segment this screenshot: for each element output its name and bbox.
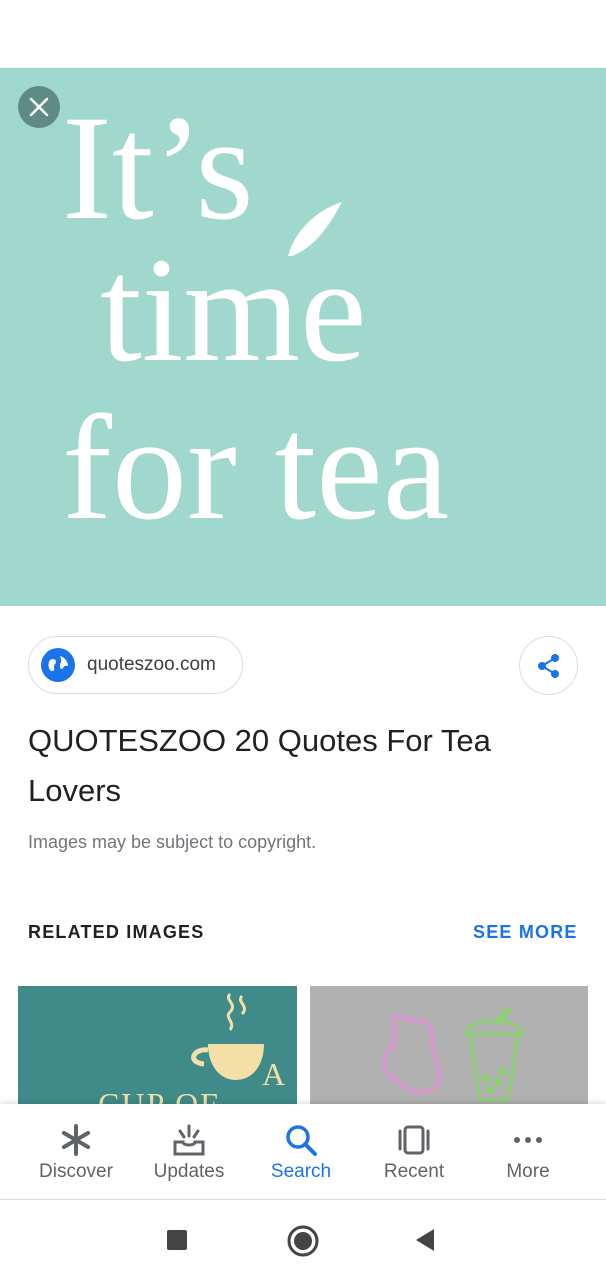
related-images-heading: RELATED IMAGES — [28, 922, 205, 942]
source-link-chip[interactable]: quoteszoo.com — [28, 636, 243, 694]
tabs-icon — [398, 1125, 430, 1155]
nav-label: Recent — [383, 1161, 445, 1182]
home-circle-icon[interactable] — [286, 1224, 320, 1258]
related-image-thumbnail[interactable]: A CUP OF TEA — [18, 986, 297, 1106]
bottom-navigation: Discover Updates Search Recent More — [0, 1104, 606, 1200]
nav-more[interactable]: More — [472, 1104, 584, 1200]
back-triangle-icon[interactable] — [414, 1228, 436, 1252]
related-image-thumbnail[interactable] — [310, 986, 588, 1106]
source-domain: quoteszoo.com — [87, 654, 216, 675]
nav-recent[interactable]: Recent — [358, 1104, 470, 1200]
globe-icon — [41, 648, 75, 682]
nav-label: Discover — [39, 1161, 113, 1182]
hero-image[interactable]: It’s time for tea — [0, 68, 606, 606]
nav-label: Search — [270, 1161, 332, 1182]
asterisk-icon — [62, 1124, 90, 1156]
close-button[interactable] — [18, 86, 60, 128]
bubble-tea-icon — [382, 1006, 524, 1102]
share-button[interactable] — [519, 636, 578, 695]
nav-discover[interactable]: Discover — [20, 1104, 132, 1200]
inbox-icon — [173, 1124, 205, 1156]
system-navigation-bar — [0, 1200, 606, 1280]
nav-search[interactable]: Search — [245, 1104, 357, 1200]
hero-image-art: It’s time for tea — [62, 85, 449, 551]
thumbnail-text-2: CUP OF TEA — [98, 1086, 220, 1106]
nav-label: More — [506, 1161, 550, 1182]
hero-text-line2: time — [100, 227, 367, 393]
see-more-link[interactable]: SEE MORE — [473, 922, 578, 943]
nav-updates[interactable]: Updates — [133, 1104, 245, 1200]
close-icon — [29, 97, 49, 117]
nav-label: Updates — [153, 1161, 225, 1182]
share-icon — [537, 653, 559, 678]
more-dots-icon — [514, 1137, 542, 1143]
recents-square-icon[interactable] — [166, 1229, 188, 1251]
result-title[interactable]: QUOTESZOO 20 Quotes For Tea Lovers — [28, 716, 568, 816]
hero-text-line3: for tea — [62, 385, 449, 551]
search-icon — [286, 1125, 317, 1156]
copyright-note: Images may be subject to copyright. — [28, 832, 317, 852]
google-app-image-viewer: It’s time for tea quoteszoo.com QUOTESZO… — [0, 0, 606, 1280]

■ Task details
Reproduce verbatim the lines from the one containing "related-images-heading: RELATED IMAGES" through the one containing "copyright-note: Images may", both included.

■ Full output
related-images-heading: RELATED IMAGES — [28, 922, 205, 942]
source-link-chip[interactable]: quoteszoo.com — [28, 636, 243, 694]
tabs-icon — [398, 1125, 430, 1155]
nav-label: Recent — [383, 1161, 445, 1182]
home-circle-icon[interactable] — [286, 1224, 320, 1258]
related-image-thumbnail[interactable]: A CUP OF TEA — [18, 986, 297, 1106]
bottom-navigation: Discover Updates Search Recent More — [0, 1104, 606, 1200]
nav-more[interactable]: More — [472, 1104, 584, 1200]
back-triangle-icon[interactable] — [414, 1228, 436, 1252]
related-image-thumbnail[interactable] — [310, 986, 588, 1106]
source-domain: quoteszoo.com — [87, 654, 216, 675]
nav-recent[interactable]: Recent — [358, 1104, 470, 1200]
globe-icon — [41, 648, 75, 682]
nav-label: Discover — [39, 1161, 113, 1182]
hero-image[interactable]: It’s time for tea — [0, 68, 606, 606]
nav-label: Search — [270, 1161, 332, 1182]
asterisk-icon — [62, 1124, 90, 1156]
close-button[interactable] — [18, 86, 60, 128]
bubble-tea-icon — [382, 1006, 524, 1102]
share-button[interactable] — [519, 636, 578, 695]
nav-discover[interactable]: Discover — [20, 1104, 132, 1200]
inbox-icon — [173, 1124, 205, 1156]
system-navigation-bar — [0, 1200, 606, 1280]
nav-search[interactable]: Search — [245, 1104, 357, 1200]
hero-image-art: It’s time for tea — [62, 85, 449, 551]
thumbnail-text-2: CUP OF TEA — [98, 1086, 220, 1106]
nav-label: More — [506, 1161, 550, 1182]
hero-text-line2: time — [100, 227, 367, 393]
see-more-link[interactable]: SEE MORE — [473, 922, 578, 943]
nav-updates[interactable]: Updates — [133, 1104, 245, 1200]
close-icon — [29, 97, 49, 117]
nav-label: Updates — [153, 1161, 225, 1182]
share-icon — [537, 653, 559, 678]
more-dots-icon — [514, 1137, 542, 1143]
recents-square-icon[interactable] — [166, 1229, 188, 1251]
result-title[interactable]: QUOTESZOO 20 Quotes For Tea Lovers — [28, 716, 568, 816]
hero-text-line3: for tea — [62, 385, 449, 551]
search-icon — [286, 1125, 317, 1156]
copyright-note: Images may be subject to copyright. — [28, 832, 317, 852]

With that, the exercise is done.